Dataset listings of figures
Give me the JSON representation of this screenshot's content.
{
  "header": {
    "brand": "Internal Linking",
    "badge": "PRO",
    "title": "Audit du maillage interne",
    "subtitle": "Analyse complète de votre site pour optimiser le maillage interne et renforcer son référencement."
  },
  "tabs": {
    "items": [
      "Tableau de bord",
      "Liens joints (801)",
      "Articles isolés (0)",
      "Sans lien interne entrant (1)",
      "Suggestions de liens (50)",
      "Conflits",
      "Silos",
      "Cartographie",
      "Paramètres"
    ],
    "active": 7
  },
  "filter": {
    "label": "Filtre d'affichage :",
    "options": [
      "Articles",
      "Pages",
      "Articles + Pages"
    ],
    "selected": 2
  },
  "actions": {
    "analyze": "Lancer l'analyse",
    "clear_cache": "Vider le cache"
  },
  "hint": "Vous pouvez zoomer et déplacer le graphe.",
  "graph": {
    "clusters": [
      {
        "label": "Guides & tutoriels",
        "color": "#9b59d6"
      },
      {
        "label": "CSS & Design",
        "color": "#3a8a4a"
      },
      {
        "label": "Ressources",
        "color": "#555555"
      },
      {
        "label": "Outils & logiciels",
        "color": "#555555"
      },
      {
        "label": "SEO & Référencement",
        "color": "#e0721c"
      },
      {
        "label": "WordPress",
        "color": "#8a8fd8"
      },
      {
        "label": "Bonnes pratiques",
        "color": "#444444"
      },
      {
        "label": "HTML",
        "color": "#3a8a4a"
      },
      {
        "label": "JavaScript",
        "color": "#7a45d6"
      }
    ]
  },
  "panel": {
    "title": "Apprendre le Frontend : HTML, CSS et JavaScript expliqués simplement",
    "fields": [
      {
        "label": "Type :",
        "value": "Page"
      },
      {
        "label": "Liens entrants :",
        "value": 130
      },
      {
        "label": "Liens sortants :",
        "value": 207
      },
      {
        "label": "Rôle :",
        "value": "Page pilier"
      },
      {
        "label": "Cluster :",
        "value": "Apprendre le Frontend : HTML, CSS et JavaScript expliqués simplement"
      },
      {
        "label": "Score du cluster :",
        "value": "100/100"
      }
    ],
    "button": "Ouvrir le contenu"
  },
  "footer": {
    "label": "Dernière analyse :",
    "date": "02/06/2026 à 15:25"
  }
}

● **Aim of the exercise**:
Which lines in the data above contain "Apprendre"? Show each one.

● **Expected answer**:
    "title": "Apprendre le Frontend : HTML, CSS et JavaScript expliqués simplement",
        "value": "Apprendre le Frontend : HTML, CSS et JavaScript expliqués simplement"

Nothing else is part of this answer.